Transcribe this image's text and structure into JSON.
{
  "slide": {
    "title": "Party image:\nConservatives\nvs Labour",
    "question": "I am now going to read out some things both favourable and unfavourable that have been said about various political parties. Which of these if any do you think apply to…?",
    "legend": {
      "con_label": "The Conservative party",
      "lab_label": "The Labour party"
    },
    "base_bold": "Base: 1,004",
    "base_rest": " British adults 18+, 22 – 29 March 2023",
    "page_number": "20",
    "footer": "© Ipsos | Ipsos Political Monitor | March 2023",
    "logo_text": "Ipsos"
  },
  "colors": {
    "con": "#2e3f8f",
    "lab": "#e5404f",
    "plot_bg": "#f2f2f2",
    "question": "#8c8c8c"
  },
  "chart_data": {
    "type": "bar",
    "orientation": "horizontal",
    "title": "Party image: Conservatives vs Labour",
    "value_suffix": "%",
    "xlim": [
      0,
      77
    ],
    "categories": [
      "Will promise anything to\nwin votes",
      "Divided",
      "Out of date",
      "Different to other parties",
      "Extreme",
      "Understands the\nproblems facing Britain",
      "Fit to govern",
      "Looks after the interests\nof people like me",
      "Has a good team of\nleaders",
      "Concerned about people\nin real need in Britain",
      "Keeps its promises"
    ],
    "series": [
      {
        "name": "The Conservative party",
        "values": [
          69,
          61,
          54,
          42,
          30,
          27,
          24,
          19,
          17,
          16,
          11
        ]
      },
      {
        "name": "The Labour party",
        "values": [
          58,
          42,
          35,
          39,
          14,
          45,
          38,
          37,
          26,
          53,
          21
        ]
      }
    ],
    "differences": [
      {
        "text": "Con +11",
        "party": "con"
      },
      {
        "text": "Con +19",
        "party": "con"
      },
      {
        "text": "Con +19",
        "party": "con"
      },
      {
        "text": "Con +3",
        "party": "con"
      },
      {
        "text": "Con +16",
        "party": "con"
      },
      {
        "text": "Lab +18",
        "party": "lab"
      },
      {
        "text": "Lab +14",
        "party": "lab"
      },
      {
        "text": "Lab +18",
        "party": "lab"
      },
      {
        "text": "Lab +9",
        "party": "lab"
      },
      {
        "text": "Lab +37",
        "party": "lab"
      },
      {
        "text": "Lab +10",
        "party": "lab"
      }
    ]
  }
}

TASK TO COMPLETE: Show every line of the records above that contains the word "people".

TASK RESPONSE:
      "Looks after the interests\nof people like me",
      "Concerned about people\nin real need in Britain",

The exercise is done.